### Short exercise
Will you transcribe the entries that follow, exactly and in full?

(Figure record extracts)
★ ★ ★ ★ ★
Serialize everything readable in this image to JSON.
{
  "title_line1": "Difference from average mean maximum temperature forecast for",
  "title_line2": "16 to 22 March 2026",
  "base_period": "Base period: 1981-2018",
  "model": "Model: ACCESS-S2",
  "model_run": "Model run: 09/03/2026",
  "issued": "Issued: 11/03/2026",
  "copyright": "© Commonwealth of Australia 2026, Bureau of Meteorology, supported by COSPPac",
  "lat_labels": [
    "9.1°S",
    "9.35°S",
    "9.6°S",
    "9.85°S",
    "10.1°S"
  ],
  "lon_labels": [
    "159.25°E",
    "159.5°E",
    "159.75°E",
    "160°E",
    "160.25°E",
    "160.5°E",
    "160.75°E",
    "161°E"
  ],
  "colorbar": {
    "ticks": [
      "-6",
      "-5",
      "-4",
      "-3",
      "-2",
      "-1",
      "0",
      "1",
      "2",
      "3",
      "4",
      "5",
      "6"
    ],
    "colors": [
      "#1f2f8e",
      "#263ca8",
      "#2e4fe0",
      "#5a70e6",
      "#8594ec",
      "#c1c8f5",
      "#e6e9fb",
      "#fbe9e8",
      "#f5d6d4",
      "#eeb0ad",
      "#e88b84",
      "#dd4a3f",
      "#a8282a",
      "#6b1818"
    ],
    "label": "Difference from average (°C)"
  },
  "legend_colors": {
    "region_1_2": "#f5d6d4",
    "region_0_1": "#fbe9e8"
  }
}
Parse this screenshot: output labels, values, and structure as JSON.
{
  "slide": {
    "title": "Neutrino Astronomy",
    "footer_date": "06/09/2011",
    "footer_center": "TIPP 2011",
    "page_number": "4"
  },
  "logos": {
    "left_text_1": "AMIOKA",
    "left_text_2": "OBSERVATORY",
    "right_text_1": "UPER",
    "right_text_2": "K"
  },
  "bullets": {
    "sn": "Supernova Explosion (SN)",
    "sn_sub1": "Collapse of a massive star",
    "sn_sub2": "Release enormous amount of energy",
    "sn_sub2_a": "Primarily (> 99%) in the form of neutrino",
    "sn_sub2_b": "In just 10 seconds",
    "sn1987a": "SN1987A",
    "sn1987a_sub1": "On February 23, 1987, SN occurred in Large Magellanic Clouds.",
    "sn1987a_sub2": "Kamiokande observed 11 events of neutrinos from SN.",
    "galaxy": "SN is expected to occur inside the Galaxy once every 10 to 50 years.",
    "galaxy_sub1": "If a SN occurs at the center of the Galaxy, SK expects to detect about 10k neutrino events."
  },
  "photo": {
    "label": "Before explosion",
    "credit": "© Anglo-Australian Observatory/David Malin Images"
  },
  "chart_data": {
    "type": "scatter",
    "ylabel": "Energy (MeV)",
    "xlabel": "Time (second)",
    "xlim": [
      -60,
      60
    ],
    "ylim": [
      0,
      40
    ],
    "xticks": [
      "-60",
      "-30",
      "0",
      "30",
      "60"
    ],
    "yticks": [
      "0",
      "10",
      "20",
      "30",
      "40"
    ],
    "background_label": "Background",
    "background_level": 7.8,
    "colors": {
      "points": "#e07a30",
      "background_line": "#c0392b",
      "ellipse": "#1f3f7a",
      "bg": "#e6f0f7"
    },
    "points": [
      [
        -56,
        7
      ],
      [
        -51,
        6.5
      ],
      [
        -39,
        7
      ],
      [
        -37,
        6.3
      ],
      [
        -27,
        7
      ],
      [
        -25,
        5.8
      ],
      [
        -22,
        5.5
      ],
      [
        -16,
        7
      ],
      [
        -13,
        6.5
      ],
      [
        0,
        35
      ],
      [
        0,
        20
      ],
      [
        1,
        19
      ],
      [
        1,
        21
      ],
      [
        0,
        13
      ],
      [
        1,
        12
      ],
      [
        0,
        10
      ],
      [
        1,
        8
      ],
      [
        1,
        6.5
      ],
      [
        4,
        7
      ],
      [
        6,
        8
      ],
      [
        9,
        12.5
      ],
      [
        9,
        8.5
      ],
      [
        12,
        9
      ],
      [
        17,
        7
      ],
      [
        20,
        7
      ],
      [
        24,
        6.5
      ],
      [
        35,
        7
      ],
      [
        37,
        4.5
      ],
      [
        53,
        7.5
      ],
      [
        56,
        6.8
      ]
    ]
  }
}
★ ★ ★ ★ ★
### Task response
Serialize everything readable in this image to JSON.
{
  "title_line1": "Difference from average mean maximum temperature forecast for",
  "title_line2": "16 to 22 March 2026",
  "base_period": "Base period: 1981-2018",
  "model": "Model: ACCESS-S2",
  "model_run": "Model run: 09/03/2026",
  "issued": "Issued: 11/03/2026",
  "copyright": "© Commonwealth of Australia 2026, Bureau of Meteorology, supported by COSPPac",
  "lat_labels": [
    "9.1°S",
    "9.35°S",
    "9.6°S",
    "9.85°S",
    "10.1°S"
  ],
  "lon_labels": [
    "159.25°E",
    "159.5°E",
    "159.75°E",
    "160°E",
    "160.25°E",
    "160.5°E",
    "160.75°E",
    "161°E"
  ],
  "colorbar": {
    "ticks": [
      "-6",
      "-5",
      "-4",
      "-3",
      "-2",
      "-1",
      "0",
      "1",
      "2",
      "3",
      "4",
      "5",
      "6"
    ],
    "colors": [
      "#1f2f8e",
      "#263ca8",
      "#2e4fe0",
      "#5a70e6",
      "#8594ec",
      "#c1c8f5",
      "#e6e9fb",
      "#fbe9e8",
      "#f5d6d4",
      "#eeb0ad",
      "#e88b84",
      "#dd4a3f",
      "#a8282a",
      "#6b1818"
    ],
    "label": "Difference from average (°C)"
  },
  "legend_colors": {
    "region_1_2": "#f5d6d4",
    "region_0_1": "#fbe9e8"
  }
}
Parse this screenshot: output labels, values, and structure as JSON.
{
  "slide": {
    "title": "Neutrino Astronomy",
    "footer_date": "06/09/2011",
    "footer_center": "TIPP 2011",
    "page_number": "4"
  },
  "logos": {
    "left_text_1": "AMIOKA",
    "left_text_2": "OBSERVATORY",
    "right_text_1": "UPER",
    "right_text_2": "K"
  },
  "bullets": {
    "sn": "Supernova Explosion (SN)",
    "sn_sub1": "Collapse of a massive star",
    "sn_sub2": "Release enormous amount of energy",
    "sn_sub2_a": "Primarily (> 99%) in the form of neutrino",
    "sn_sub2_b": "In just 10 seconds",
    "sn1987a": "SN1987A",
    "sn1987a_sub1": "On February 23, 1987, SN occurred in Large Magellanic Clouds.",
    "sn1987a_sub2": "Kamiokande observed 11 events of neutrinos from SN.",
    "galaxy": "SN is expected to occur inside the Galaxy once every 10 to 50 years.",
    "galaxy_sub1": "If a SN occurs at the center of the Galaxy, SK expects to detect about 10k neutrino events."
  },
  "photo": {
    "label": "Before explosion",
    "credit": "© Anglo-Australian Observatory/David Malin Images"
  },
  "chart_data": {
    "type": "scatter",
    "ylabel": "Energy (MeV)",
    "xlabel": "Time (second)",
    "xlim": [
      -60,
      60
    ],
    "ylim": [
      0,
      40
    ],
    "xticks": [
      "-60",
      "-30",
      "0",
      "30",
      "60"
    ],
    "yticks": [
      "0",
      "10",
      "20",
      "30",
      "40"
    ],
    "background_label": "Background",
    "background_level": 7.8,
    "colors": {
      "points": "#e07a30",
      "background_line": "#c0392b",
      "ellipse": "#1f3f7a",
      "bg": "#e6f0f7"
    },
    "points": [
      [
        -56,
        7
      ],
      [
        -51,
        6.5
      ],
      [
        -39,
        7
      ],
      [
        -37,
        6.3
      ],
      [
        -27,
        7
      ],
      [
        -25,
        5.8
      ],
      [
        -22,
        5.5
      ],
      [
        -16,
        7
      ],
      [
        -13,
        6.5
      ],
      [
        0,
        35
      ],
      [
        0,
        20
      ],
      [
        1,
        19
      ],
      [
        1,
        21
      ],
      [
        0,
        13
      ],
      [
        1,
        12
      ],
      [
        0,
        10
      ],
      [
        1,
        8
      ],
      [
        1,
        6.5
      ],
      [
        4,
        7
      ],
      [
        6,
        8
      ],
      [
        9,
        12.5
      ],
      [
        9,
        8.5
      ],
      [
        12,
        9
      ],
      [
        17,
        7
      ],
      [
        20,
        7
      ],
      [
        24,
        6.5
      ],
      [
        35,
        7
      ],
      [
        37,
        4.5
      ],
      [
        53,
        7.5
      ],
      [
        56,
        6.8
      ]
    ]
  }
}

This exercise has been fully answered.